_REQUIREMENT_
Your task is to copy the listing exactly. Drop any pictures from the copy.

_MATERIAL TO PROCESS_

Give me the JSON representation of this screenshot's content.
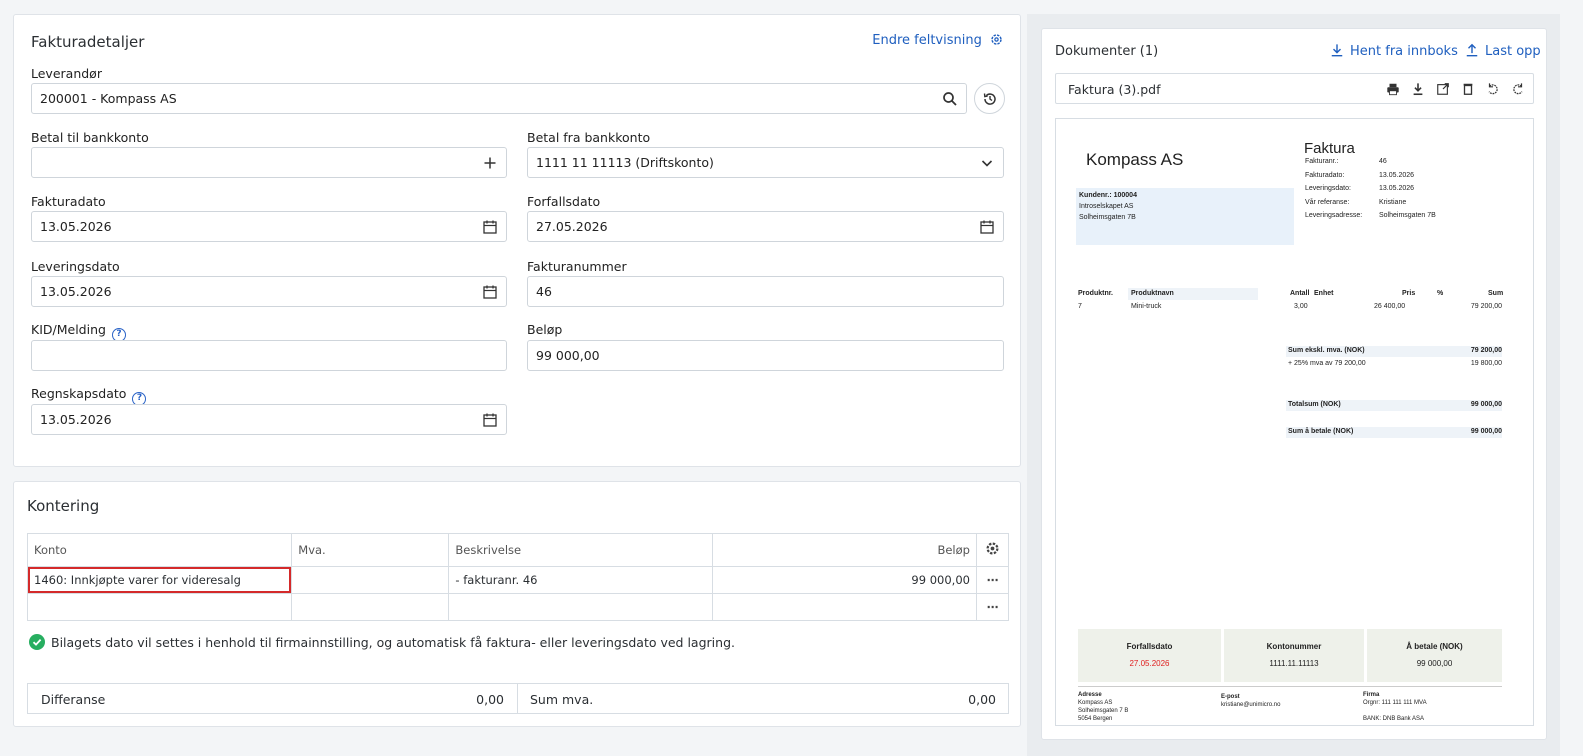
{
  "details": {
    "title": "Fakturadetaljer",
    "change_view_label": "Endre feltvisning",
    "supplier_label": "Leverandør",
    "supplier_value": "200001 - Kompass AS",
    "pay_to_label": "Betal til bankkonto",
    "pay_to_value": "",
    "pay_from_label": "Betal fra bankkonto",
    "pay_from_value": "1111 11 11113 (Driftskonto)",
    "invoice_date_label": "Fakturadato",
    "invoice_date_value": "13.05.2026",
    "due_date_label": "Forfallsdato",
    "due_date_value": "27.05.2026",
    "delivery_date_label": "Leveringsdato",
    "delivery_date_value": "13.05.2026",
    "invoice_number_label": "Fakturanummer",
    "invoice_number_value": "46",
    "kid_label": "KID/Melding",
    "kid_value": "",
    "amount_label": "Beløp",
    "amount_value": "99 000,00",
    "accounting_date_label": "Regnskapsdato",
    "accounting_date_value": "13.05.2026"
  },
  "posting": {
    "title": "Kontering",
    "columns": [
      "Konto",
      "Mva.",
      "Beskrivelse",
      "Beløp"
    ],
    "rows": [
      {
        "konto": "1460: Innkjøpte varer for videresalg",
        "mva": "",
        "beskrivelse": "- fakturanr. 46",
        "belop": "99 000,00"
      },
      {
        "konto": "",
        "mva": "",
        "beskrivelse": "",
        "belop": ""
      }
    ],
    "info_text": "Bilagets dato vil settes i henhold til firmainnstilling, og automatisk få faktura- eller leveringsdato ved lagring.",
    "diff_label": "Differanse",
    "diff_value": "0,00",
    "vat_label": "Sum mva.",
    "vat_value": "0,00"
  },
  "documents": {
    "title": "Dokumenter (1)",
    "fetch_label": "Hent fra innboks",
    "upload_label": "Last opp",
    "file_name": "Faktura (3).pdf"
  },
  "invoice_doc": {
    "company": "Kompass AS",
    "heading": "Faktura",
    "meta": [
      {
        "k": "Fakturanr.:",
        "v": "46"
      },
      {
        "k": "Fakturadato:",
        "v": "13.05.2026"
      },
      {
        "k": "Leveringsdato:",
        "v": "13.05.2026"
      },
      {
        "k": "Vår referanse:",
        "v": "Kristiane"
      },
      {
        "k": "Leveringsadresse:",
        "v": "Solheimsgaten 7B"
      }
    ],
    "customer_no": "Kundenr.: 100004",
    "customer_name": "Introselskapet AS",
    "customer_addr": "Solheimsgaten 7B",
    "line_headers": [
      "Produktnr.",
      "Produktnavn",
      "Antall",
      "Enhet",
      "Pris",
      "%",
      "Sum"
    ],
    "line": {
      "nr": "7",
      "name": "Mini-truck",
      "qty": "3,00",
      "unit": "",
      "price": "26 400,00",
      "pct": "",
      "sum": "79 200,00"
    },
    "sum_ex_label": "Sum ekskl. mva. (NOK)",
    "sum_ex_value": "79 200,00",
    "vat_label": "+ 25% mva av 79 200,00",
    "vat_value": "19 800,00",
    "total_label": "Totalsum (NOK)",
    "total_value": "99 000,00",
    "to_pay_label": "Sum å betale (NOK)",
    "to_pay_value": "99 000,00",
    "box_due_label": "Forfallsdato",
    "box_due_value": "27.05.2026",
    "box_account_label": "Kontonummer",
    "box_account_value": "1111.11.11113",
    "box_pay_label": "Å betale (NOK)",
    "box_pay_value": "99 000,00",
    "footer_addr_label": "Adresse",
    "footer_addr_lines": [
      "Kompass AS",
      "Solheimsgaten 7 B",
      "5054 Bergen"
    ],
    "footer_email_label": "E-post",
    "footer_email": "kristiane@unimicro.no",
    "footer_firm_label": "Firma",
    "footer_firm_lines": [
      "Orgnr: 111 111 111 MVA",
      "BANK: DNB Bank ASA"
    ]
  },
  "colors": {
    "accent": "#1f5fbf",
    "success": "#27ae60",
    "danger": "#e02020",
    "highlight_border": "#d42a2a"
  }
}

_REPLY TO THE EXERCISE_
Give me the JSON representation of this screenshot's content.
{
  "details": {
    "title": "Fakturadetaljer",
    "change_view_label": "Endre feltvisning",
    "supplier_label": "Leverandør",
    "supplier_value": "200001 - Kompass AS",
    "pay_to_label": "Betal til bankkonto",
    "pay_to_value": "",
    "pay_from_label": "Betal fra bankkonto",
    "pay_from_value": "1111 11 11113 (Driftskonto)",
    "invoice_date_label": "Fakturadato",
    "invoice_date_value": "13.05.2026",
    "due_date_label": "Forfallsdato",
    "due_date_value": "27.05.2026",
    "delivery_date_label": "Leveringsdato",
    "delivery_date_value": "13.05.2026",
    "invoice_number_label": "Fakturanummer",
    "invoice_number_value": "46",
    "kid_label": "KID/Melding",
    "kid_value": "",
    "amount_label": "Beløp",
    "amount_value": "99 000,00",
    "accounting_date_label": "Regnskapsdato",
    "accounting_date_value": "13.05.2026"
  },
  "posting": {
    "title": "Kontering",
    "columns": [
      "Konto",
      "Mva.",
      "Beskrivelse",
      "Beløp"
    ],
    "rows": [
      {
        "konto": "1460: Innkjøpte varer for videresalg",
        "mva": "",
        "beskrivelse": "- fakturanr. 46",
        "belop": "99 000,00"
      },
      {
        "konto": "",
        "mva": "",
        "beskrivelse": "",
        "belop": ""
      }
    ],
    "info_text": "Bilagets dato vil settes i henhold til firmainnstilling, og automatisk få faktura- eller leveringsdato ved lagring.",
    "diff_label": "Differanse",
    "diff_value": "0,00",
    "vat_label": "Sum mva.",
    "vat_value": "0,00"
  },
  "documents": {
    "title": "Dokumenter (1)",
    "fetch_label": "Hent fra innboks",
    "upload_label": "Last opp",
    "file_name": "Faktura (3).pdf"
  },
  "invoice_doc": {
    "company": "Kompass AS",
    "heading": "Faktura",
    "meta": [
      {
        "k": "Fakturanr.:",
        "v": "46"
      },
      {
        "k": "Fakturadato:",
        "v": "13.05.2026"
      },
      {
        "k": "Leveringsdato:",
        "v": "13.05.2026"
      },
      {
        "k": "Vår referanse:",
        "v": "Kristiane"
      },
      {
        "k": "Leveringsadresse:",
        "v": "Solheimsgaten 7B"
      }
    ],
    "customer_no": "Kundenr.: 100004",
    "customer_name": "Introselskapet AS",
    "customer_addr": "Solheimsgaten 7B",
    "line_headers": [
      "Produktnr.",
      "Produktnavn",
      "Antall",
      "Enhet",
      "Pris",
      "%",
      "Sum"
    ],
    "line": {
      "nr": "7",
      "name": "Mini-truck",
      "qty": "3,00",
      "unit": "",
      "price": "26 400,00",
      "pct": "",
      "sum": "79 200,00"
    },
    "sum_ex_label": "Sum ekskl. mva. (NOK)",
    "sum_ex_value": "79 200,00",
    "vat_label": "+ 25% mva av 79 200,00",
    "vat_value": "19 800,00",
    "total_label": "Totalsum (NOK)",
    "total_value": "99 000,00",
    "to_pay_label": "Sum å betale (NOK)",
    "to_pay_value": "99 000,00",
    "box_due_label": "Forfallsdato",
    "box_due_value": "27.05.2026",
    "box_account_label": "Kontonummer",
    "box_account_value": "1111.11.11113",
    "box_pay_label": "Å betale (NOK)",
    "box_pay_value": "99 000,00",
    "footer_addr_label": "Adresse",
    "footer_addr_lines": [
      "Kompass AS",
      "Solheimsgaten 7 B",
      "5054 Bergen"
    ],
    "footer_email_label": "E-post",
    "footer_email": "kristiane@unimicro.no",
    "footer_firm_label": "Firma",
    "footer_firm_lines": [
      "Orgnr: 111 111 111 MVA",
      "BANK: DNB Bank ASA"
    ]
  },
  "colors": {
    "accent": "#1f5fbf",
    "success": "#27ae60",
    "danger": "#e02020",
    "highlight_border": "#d42a2a"
  }
}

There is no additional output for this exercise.